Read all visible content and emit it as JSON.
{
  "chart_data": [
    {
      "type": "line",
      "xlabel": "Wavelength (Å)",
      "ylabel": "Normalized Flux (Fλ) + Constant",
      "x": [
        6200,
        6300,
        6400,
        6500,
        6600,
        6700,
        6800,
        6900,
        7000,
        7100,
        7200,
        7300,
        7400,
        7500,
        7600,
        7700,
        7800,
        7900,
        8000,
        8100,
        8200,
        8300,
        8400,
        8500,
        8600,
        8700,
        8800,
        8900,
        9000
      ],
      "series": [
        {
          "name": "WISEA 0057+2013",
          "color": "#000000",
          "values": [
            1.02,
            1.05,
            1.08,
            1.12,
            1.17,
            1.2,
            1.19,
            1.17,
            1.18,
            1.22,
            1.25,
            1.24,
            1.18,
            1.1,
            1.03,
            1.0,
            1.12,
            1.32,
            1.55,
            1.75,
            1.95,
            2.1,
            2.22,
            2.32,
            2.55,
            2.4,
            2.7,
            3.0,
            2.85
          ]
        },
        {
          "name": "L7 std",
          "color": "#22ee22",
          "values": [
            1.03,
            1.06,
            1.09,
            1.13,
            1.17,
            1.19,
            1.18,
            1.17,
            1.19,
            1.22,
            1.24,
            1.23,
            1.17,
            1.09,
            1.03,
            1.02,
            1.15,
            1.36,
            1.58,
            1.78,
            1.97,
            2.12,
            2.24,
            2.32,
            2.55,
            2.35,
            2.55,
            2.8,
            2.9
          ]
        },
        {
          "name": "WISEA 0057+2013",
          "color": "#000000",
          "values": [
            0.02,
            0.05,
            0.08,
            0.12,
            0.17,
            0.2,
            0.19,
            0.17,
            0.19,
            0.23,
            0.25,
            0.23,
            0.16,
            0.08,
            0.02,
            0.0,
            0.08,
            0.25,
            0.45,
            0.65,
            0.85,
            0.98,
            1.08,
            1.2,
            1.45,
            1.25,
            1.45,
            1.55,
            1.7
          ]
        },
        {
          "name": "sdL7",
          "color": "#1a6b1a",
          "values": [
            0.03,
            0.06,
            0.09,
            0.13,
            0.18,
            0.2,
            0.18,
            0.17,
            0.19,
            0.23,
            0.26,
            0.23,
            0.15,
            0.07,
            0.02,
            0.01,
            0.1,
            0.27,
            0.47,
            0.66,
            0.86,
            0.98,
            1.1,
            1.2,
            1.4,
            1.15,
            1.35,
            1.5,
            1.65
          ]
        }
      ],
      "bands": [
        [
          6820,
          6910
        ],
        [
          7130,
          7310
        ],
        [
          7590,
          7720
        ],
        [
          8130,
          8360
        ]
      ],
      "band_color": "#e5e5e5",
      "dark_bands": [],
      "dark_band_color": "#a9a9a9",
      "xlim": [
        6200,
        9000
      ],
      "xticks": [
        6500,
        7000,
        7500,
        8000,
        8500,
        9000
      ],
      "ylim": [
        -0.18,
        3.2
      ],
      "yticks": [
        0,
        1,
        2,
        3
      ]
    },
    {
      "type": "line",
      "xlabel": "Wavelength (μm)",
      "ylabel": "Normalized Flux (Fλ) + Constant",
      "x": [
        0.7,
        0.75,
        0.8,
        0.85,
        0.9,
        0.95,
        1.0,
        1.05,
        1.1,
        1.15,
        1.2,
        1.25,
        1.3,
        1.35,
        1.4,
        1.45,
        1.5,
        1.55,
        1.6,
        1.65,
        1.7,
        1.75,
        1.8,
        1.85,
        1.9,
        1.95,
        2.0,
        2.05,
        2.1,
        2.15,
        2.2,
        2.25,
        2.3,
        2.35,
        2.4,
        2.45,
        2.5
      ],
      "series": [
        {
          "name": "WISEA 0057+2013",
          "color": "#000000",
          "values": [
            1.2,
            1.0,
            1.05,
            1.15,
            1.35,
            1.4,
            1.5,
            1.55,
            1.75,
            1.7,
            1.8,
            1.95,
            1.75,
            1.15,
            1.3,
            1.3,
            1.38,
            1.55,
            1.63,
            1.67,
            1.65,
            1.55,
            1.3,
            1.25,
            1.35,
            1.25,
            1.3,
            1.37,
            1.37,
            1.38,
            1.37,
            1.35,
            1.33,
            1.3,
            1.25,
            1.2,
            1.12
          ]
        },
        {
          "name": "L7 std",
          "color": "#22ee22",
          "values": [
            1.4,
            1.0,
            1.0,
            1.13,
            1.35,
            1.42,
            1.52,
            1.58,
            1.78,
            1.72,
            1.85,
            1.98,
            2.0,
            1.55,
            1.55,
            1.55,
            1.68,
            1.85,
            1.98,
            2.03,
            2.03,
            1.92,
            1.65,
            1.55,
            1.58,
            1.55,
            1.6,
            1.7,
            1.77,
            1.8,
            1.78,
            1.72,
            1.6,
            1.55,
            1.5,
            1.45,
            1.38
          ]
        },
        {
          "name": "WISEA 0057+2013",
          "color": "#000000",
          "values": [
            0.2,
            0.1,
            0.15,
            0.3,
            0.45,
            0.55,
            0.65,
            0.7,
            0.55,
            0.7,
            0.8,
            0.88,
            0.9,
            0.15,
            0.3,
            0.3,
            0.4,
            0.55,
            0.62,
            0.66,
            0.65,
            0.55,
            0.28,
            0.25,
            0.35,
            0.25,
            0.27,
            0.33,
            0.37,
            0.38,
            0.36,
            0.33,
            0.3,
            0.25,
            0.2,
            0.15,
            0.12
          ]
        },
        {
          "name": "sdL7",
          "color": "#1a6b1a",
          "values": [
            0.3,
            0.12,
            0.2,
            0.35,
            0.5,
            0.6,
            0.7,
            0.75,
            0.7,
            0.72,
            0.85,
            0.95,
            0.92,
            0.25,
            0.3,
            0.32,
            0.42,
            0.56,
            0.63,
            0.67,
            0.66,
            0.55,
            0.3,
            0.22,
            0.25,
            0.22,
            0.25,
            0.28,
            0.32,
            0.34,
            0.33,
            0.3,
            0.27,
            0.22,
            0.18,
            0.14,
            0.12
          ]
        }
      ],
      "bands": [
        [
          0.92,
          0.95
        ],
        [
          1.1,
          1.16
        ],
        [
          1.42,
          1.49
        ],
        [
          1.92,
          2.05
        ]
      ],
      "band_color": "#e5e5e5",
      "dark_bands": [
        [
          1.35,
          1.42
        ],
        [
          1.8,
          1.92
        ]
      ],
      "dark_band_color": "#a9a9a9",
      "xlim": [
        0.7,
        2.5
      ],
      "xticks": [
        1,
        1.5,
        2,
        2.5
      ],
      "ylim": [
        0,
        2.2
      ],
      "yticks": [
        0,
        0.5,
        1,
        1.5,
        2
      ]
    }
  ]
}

※

EXERCISE AIM ▸
Count how many lines in the data above hold the string "Wavelength", and give the number with no other words.

EXPECTED ANSWER ▸
2